«Прошу вас разобрать нижеследующее заявление. Я, Г., за то, что написал вам письмо о Пензенском гнойнике и такое же письмо тов. Хатаевичу — секретарю С.В.О., в которых были описаны действительные факты, подвергаюсь гонению. За это меня сняли в 24 часа с партийной работы в Пензенском округе, налепили ярлык бузотера, благородно отмахнулись в Самарском окружкома от меня по этой же причине (куда я был послан обкомом).
Я спрашиваю, за что? И почему члены партии, делающие партийное дело, подвергаются таким наказаниям, недостойно оплевываются, а преступникам, идущим под суд, покровительствуются, или исключенным из партии за творимые безобразия в Пензенской организации почет и уважение, они «честные пролетарии», так их <…> именует в своей статье тов. Хатаевич»{878}.
Новая инициатива приносит автору не больше успеха, чем первая. Действительно, некоторые обращения заканчиваются победой местной власти, которая, чувствуя угрозу, успокаивает особо ревностных кляузников.
Как видим, риск, что обращение потерпит неудачу, был велик. Сигнал мог быть положен под сукно на любом этапе — от расследования до момента принятия решения. Более того, под угрозу могла быть поставлена безопасность обращавшегося: потому ли, что его сообщение было ложным, или потому, что обвиняемый, имея сильную поддержку, умудрялся избежать положенной ему печальной участи и затем пользовался этим, чтобы отомстить. Трудно выразить в цифрах долю подобных неудач, но нам она представляется относительно значимой. Не каждое обращение обязательно приводило к аресту того, о ком в нем шла речь, далеко не каждое письмо означало смертную казнь. Не следует поэтому описывать СССР тридцатых годов как страну, где власть отвечала репрессиями на каждый сигнал. Реальность значительно сложнее. Борьба за власть между властными инстанциями на местах и в центре или даже внутри каждой из этих инстанций, вероятно, служила серьезным противовесом. Свою роль в судьбе сигнала играл и случай. И если успех целого ряда обращений, вероятно, служил важным стимулом, совершенно ясно, что надежда на успешный исход не была единственным мотивом действий доносившего.

* * *

■ Задания к упражнению ■
A) Приведите заново слово в слово все записи блока 1, а картинки в ответ не включайте.
B) Напишите продолжение отрывка о письмах-доносах в СССР тридцатых годов, начиная сразу после его последнего предложения.
Отрывок и записи — два отдельных материала, между собой не связанных.

■ Показанные записи ■
* * *

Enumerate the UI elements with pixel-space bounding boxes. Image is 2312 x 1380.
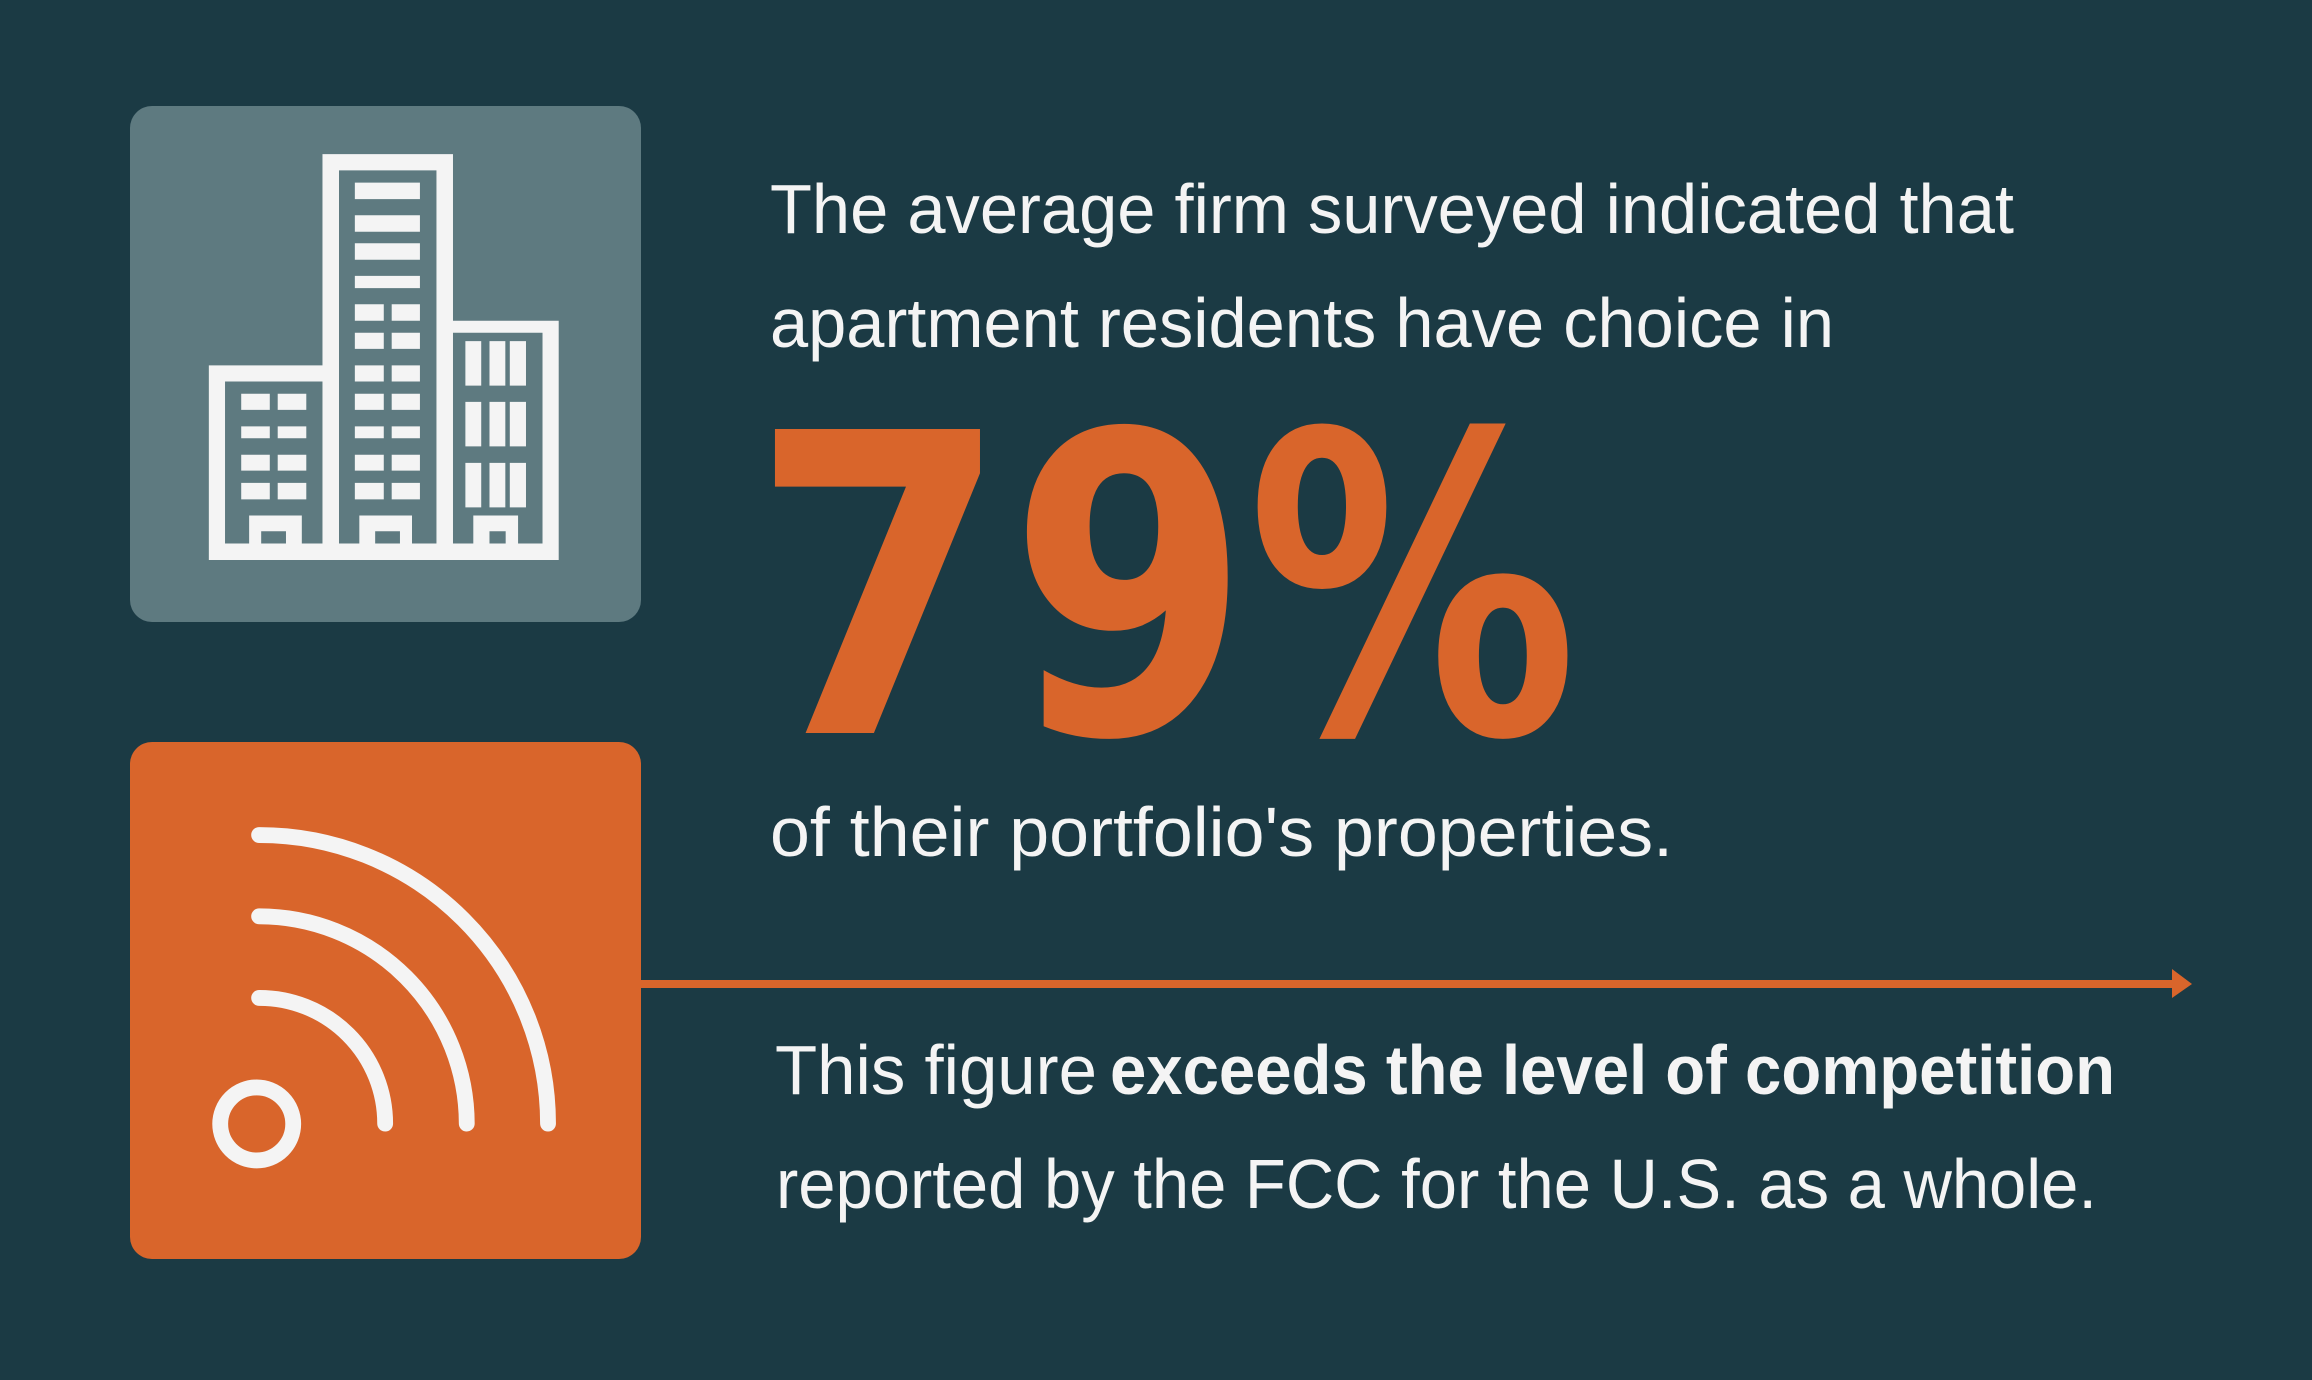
- text: FCC comparison: reported by the FCC for the U.S. as a whole.: [776, 1145, 2097, 1223]
- icon: wireless signal: [220, 835, 548, 1160]
- big number: 79%: 7: [750, 347, 1010, 832]
- icon: apartment buildings: [209, 154, 559, 560]
- text: survey intro: The average firm surveyed indicated that: [770, 170, 2014, 248]
- text: FCC comparison: [775, 1031, 2115, 1223]
- panel: buildings icon tile: [130, 106, 641, 622]
- panel: wireless signal icon tile: [130, 742, 641, 1259]
- arrow: connector from signal tile: [640, 969, 2192, 998]
- text: FCC comparison: This figure: [775, 1031, 1097, 1109]
- big number: 79%: 9: [1009, 347, 1250, 832]
- text: survey intro: [770, 170, 2014, 362]
- text: portfolio line: of their portfolio's properties.: [770, 793, 1673, 871]
- big number: 79%: %: [1247, 346, 1578, 832]
- text: survey intro: apartment residents have choice in: [770, 284, 1834, 362]
- text: FCC comparison: exceeds the level of competition: [1110, 1031, 2115, 1109]
- big number: 79%: [750, 346, 1578, 832]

* * *

■ Письменные ответы ■
A)
Enumerate the UI elements with pixel-space bounding boxes. Image is 2312 x 1380.
- text: FCC comparison: reported by the FCC for the U.S. as a whole.: [776, 1145, 2097, 1223]
- icon: wireless signal: [220, 835, 548, 1160]
- big number: 79%: 7: [750, 347, 1010, 832]
- icon: apartment buildings: [209, 154, 559, 560]
- text: survey intro: The average firm surveyed indicated that: [770, 170, 2014, 248]
- text: FCC comparison: [775, 1031, 2115, 1223]
- panel: buildings icon tile: [130, 106, 641, 622]
- panel: wireless signal icon tile: [130, 742, 641, 1259]
- arrow: connector from signal tile: [640, 969, 2192, 998]
- text: FCC comparison: This figure: [775, 1031, 1097, 1109]
- big number: 79%: 9: [1009, 347, 1250, 832]
- text: survey intro: [770, 170, 2014, 362]
- text: portfolio line: of their portfolio's properties.: [770, 793, 1673, 871]
- big number: 79%: %: [1247, 346, 1578, 832]
- text: survey intro: apartment residents have choice in: [770, 284, 1834, 362]
- text: FCC comparison: exceeds the level of competition: [1110, 1031, 2115, 1109]
- big number: 79%: [750, 346, 1578, 832]

B)
Улучшить повседневную жизнь?
И все же система обращений к власти не была абсолютно неэффективной. Как правило, по письмам, которые расследовались, меры принимались. Трудно тем не менее точно понять, что стояло за самой распространенной резолюцией: «даны указания и другие уточнения». Редко когда подробно указывается их содержание. Речь может идти и о положительных действиях, движении навстречу пожеланиям заявителя. Это относится, как правило, к «потребительским» обращениям. Бывшая учительница начальных классов, которая протестовала против конфискации своего дома, снова в него вселяется{879}. Рабочие из Горького, требовавшие спецодежды, ее получают. Человек, уволенный с работы или исключенный из партии, может быть восстановлен благодаря вмешательству бюро жалоб или партийного комитета. Рабочий с завода «Новое Сормово», написавший Сталину о своих условиях жизни и о своей бедности, после расследования Горьковского городского комитета получил 200 рублей, кровать и стулья, позже ему дали новую квартиру{880}. Ответы касаются не только частных лиц. Реагируя на обращение о драматической ситуации в одной из горьковских школ, городские органы образования принимают меры:
«Факты, указанные в данной заметке полностью подтвердились. Мною приняты следующие меры: тетради в школу завезены 10/XII в количестве 800 штук. Буфет организован 7/XII. Мебелью школа обеспечена с 1/XII»{881}.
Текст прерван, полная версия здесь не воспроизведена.